TASK BRIEF -> Read the listing and extract each line that includes the word "this".

RECORDS PROVIDED ->
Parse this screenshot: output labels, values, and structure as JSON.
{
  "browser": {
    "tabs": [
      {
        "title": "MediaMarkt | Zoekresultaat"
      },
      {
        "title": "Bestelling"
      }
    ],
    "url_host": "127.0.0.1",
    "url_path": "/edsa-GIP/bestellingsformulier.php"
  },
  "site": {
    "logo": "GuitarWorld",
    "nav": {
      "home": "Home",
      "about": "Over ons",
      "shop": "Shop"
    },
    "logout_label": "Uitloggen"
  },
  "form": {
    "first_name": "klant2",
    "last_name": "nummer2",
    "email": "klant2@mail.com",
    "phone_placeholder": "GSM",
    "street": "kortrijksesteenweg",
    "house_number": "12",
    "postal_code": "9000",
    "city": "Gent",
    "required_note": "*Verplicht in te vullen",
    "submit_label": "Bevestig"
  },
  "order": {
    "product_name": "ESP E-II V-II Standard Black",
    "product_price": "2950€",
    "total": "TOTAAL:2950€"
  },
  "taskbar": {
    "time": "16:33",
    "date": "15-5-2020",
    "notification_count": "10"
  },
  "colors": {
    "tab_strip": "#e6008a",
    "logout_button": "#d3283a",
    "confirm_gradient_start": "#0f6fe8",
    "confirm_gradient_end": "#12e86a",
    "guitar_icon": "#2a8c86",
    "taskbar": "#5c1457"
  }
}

* * *

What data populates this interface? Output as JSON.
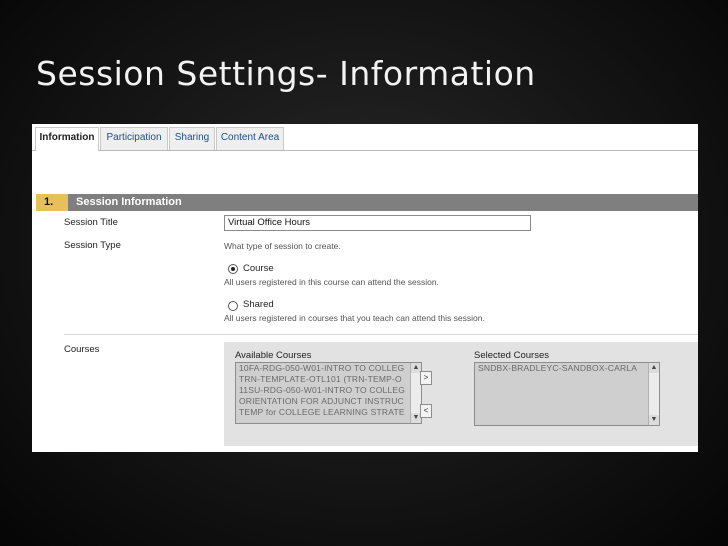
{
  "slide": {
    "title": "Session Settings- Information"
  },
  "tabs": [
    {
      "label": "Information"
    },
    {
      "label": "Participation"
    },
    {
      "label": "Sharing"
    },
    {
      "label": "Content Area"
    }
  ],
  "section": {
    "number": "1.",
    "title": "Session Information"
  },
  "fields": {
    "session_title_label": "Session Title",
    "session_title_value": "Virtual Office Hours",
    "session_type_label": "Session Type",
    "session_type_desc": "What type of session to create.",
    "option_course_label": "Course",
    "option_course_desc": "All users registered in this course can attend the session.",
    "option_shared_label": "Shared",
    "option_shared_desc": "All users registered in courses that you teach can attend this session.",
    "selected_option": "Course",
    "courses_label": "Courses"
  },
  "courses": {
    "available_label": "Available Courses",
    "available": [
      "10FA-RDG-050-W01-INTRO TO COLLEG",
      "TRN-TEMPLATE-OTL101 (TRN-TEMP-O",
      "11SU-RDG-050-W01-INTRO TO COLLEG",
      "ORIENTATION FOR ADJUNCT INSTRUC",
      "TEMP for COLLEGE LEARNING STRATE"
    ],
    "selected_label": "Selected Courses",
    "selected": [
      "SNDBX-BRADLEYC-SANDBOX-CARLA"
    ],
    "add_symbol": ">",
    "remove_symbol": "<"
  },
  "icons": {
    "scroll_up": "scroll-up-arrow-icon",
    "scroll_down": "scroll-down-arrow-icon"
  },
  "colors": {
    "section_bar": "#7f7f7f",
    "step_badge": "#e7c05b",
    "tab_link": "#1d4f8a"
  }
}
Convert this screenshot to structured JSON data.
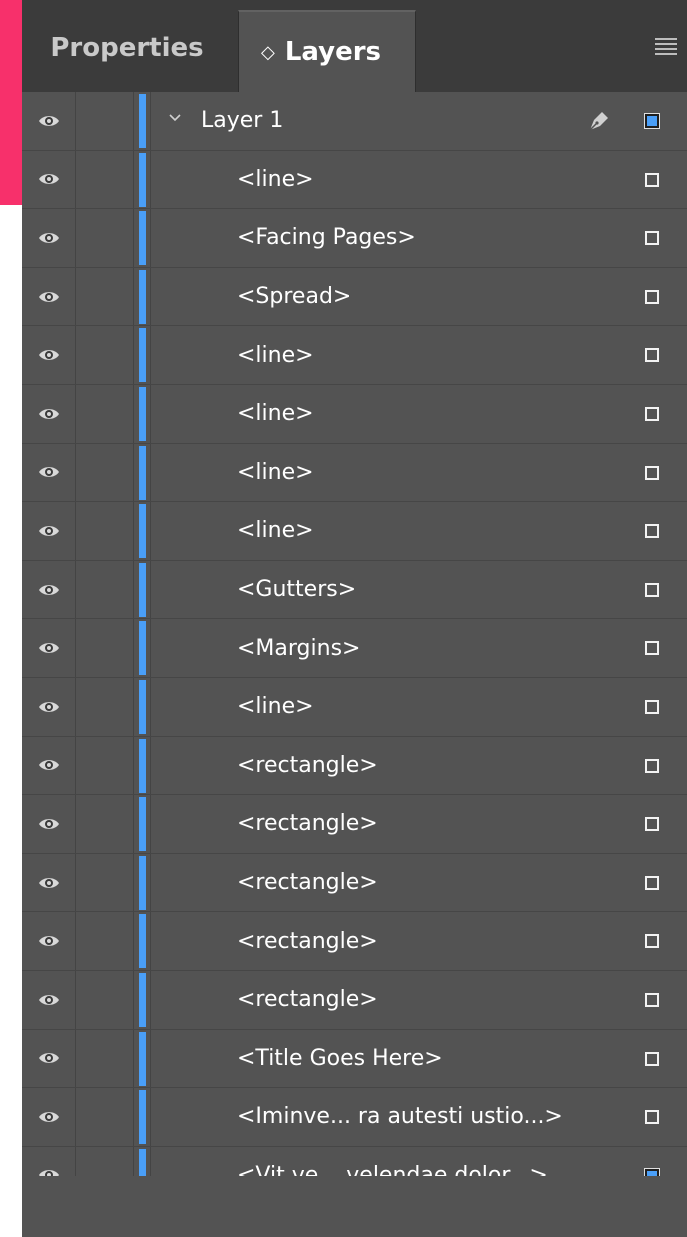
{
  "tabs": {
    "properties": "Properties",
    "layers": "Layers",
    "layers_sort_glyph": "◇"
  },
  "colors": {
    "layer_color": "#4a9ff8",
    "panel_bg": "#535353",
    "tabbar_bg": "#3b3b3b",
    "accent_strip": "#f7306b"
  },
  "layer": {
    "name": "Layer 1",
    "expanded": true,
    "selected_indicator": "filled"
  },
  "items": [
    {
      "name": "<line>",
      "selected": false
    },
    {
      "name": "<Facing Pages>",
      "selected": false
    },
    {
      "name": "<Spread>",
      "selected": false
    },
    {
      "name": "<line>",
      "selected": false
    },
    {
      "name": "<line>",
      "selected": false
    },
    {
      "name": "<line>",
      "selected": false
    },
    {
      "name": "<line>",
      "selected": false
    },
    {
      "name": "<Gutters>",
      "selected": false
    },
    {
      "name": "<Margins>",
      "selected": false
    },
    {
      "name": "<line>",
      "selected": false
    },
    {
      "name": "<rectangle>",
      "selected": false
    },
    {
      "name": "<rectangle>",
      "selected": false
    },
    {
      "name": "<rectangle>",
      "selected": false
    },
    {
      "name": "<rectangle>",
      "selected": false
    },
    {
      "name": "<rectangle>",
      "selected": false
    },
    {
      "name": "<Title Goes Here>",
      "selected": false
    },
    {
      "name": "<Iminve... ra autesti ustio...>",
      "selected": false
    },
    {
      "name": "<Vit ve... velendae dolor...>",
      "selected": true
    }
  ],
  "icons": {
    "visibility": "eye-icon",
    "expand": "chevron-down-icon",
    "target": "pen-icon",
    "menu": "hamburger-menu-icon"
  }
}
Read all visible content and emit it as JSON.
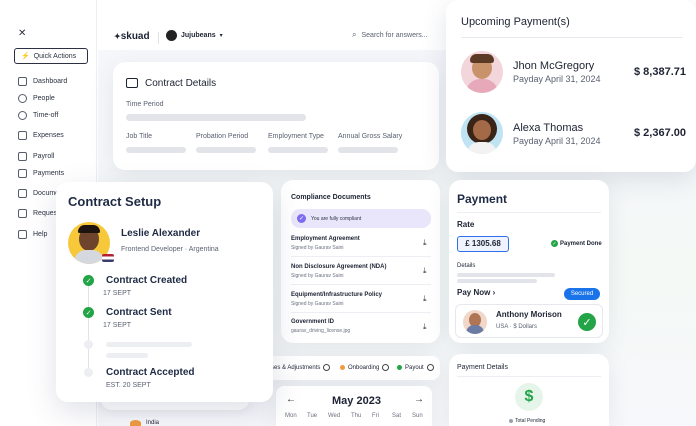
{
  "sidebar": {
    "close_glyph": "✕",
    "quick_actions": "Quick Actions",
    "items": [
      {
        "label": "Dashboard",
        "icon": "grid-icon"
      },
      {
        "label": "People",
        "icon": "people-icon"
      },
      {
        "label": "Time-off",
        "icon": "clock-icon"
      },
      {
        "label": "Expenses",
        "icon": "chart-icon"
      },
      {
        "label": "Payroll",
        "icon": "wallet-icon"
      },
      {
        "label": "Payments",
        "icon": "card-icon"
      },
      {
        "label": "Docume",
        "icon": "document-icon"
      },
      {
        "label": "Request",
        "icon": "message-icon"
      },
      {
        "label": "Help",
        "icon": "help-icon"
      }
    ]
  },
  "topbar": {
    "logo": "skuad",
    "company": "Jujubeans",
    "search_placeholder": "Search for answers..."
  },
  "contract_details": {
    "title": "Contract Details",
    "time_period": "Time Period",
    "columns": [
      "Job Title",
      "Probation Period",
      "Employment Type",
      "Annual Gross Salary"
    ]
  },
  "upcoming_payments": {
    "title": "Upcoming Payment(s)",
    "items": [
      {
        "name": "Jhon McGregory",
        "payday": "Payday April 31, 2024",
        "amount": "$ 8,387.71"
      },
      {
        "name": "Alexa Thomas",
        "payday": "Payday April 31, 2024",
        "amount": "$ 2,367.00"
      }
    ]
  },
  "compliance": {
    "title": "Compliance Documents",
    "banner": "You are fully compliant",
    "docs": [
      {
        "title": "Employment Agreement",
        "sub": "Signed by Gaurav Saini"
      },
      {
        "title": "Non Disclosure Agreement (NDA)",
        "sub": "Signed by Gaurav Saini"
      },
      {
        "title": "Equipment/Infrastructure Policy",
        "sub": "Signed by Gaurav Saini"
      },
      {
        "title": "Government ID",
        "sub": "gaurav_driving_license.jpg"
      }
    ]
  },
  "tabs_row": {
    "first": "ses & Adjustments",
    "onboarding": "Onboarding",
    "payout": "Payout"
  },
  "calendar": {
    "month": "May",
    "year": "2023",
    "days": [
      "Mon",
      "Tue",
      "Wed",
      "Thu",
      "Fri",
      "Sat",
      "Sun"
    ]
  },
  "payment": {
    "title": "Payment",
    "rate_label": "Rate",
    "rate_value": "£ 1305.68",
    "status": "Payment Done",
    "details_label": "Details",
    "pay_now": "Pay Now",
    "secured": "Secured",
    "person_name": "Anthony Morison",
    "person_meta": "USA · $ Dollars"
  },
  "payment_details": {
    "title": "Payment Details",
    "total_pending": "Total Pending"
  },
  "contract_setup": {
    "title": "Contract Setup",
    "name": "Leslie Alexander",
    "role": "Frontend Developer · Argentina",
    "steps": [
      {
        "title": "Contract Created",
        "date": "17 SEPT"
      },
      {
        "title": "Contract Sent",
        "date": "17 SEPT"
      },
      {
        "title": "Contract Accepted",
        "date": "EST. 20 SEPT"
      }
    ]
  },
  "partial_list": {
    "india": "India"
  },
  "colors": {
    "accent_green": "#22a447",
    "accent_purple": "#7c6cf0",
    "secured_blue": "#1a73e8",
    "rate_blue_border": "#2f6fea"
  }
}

* * *

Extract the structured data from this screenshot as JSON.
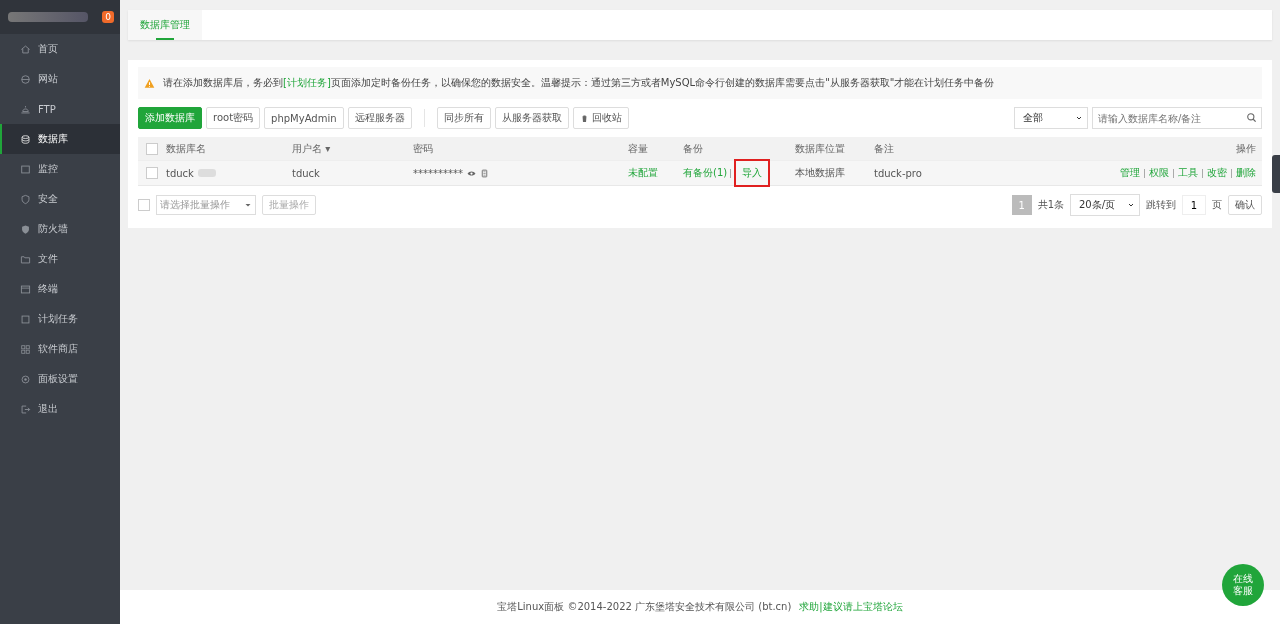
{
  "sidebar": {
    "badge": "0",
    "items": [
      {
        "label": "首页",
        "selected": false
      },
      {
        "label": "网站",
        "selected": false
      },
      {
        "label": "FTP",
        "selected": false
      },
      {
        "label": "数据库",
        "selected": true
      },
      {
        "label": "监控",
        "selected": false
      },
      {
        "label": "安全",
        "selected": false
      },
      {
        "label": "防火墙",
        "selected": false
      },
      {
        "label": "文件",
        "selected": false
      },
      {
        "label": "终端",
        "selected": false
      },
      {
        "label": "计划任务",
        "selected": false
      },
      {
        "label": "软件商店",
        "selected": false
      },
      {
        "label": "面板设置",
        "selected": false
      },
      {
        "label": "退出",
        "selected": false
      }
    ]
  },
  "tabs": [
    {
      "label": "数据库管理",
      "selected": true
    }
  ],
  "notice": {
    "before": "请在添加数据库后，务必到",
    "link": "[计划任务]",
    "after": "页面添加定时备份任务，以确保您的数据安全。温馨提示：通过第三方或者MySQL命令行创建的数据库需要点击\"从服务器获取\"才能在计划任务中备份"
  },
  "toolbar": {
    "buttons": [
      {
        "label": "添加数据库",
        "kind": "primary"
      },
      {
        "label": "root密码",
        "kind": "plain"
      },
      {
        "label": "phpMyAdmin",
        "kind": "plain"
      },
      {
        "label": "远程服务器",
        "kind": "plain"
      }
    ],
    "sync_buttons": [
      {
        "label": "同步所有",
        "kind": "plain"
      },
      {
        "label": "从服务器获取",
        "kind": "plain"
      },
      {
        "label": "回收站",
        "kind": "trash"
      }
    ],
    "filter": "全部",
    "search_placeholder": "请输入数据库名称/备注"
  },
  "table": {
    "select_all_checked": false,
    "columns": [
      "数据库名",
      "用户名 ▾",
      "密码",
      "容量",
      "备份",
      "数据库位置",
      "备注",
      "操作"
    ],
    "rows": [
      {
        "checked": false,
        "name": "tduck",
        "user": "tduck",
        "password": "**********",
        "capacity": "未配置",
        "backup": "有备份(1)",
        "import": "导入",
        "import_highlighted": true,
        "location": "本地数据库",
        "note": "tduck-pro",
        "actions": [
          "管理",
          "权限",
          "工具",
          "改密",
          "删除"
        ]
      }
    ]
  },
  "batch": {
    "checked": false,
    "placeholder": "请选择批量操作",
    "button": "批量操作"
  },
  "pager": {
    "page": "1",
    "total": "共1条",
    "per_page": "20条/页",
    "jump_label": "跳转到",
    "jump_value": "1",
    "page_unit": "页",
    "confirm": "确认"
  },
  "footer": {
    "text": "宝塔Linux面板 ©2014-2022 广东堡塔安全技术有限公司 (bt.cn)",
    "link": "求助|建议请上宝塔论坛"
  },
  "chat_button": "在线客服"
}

WRITTEN ANSWER ->
Parse this screenshot: output labels, values, and structure as JSON.
What data populates this interface? Output as JSON.
    "option_course_desc": "All users registered in this course can attend the session.",
    "option_shared_desc": "All users registered in courses that you teach can attend this session.",
Convert this screenshot to structured JSON data.
Extract the structured data from this screenshot as JSON.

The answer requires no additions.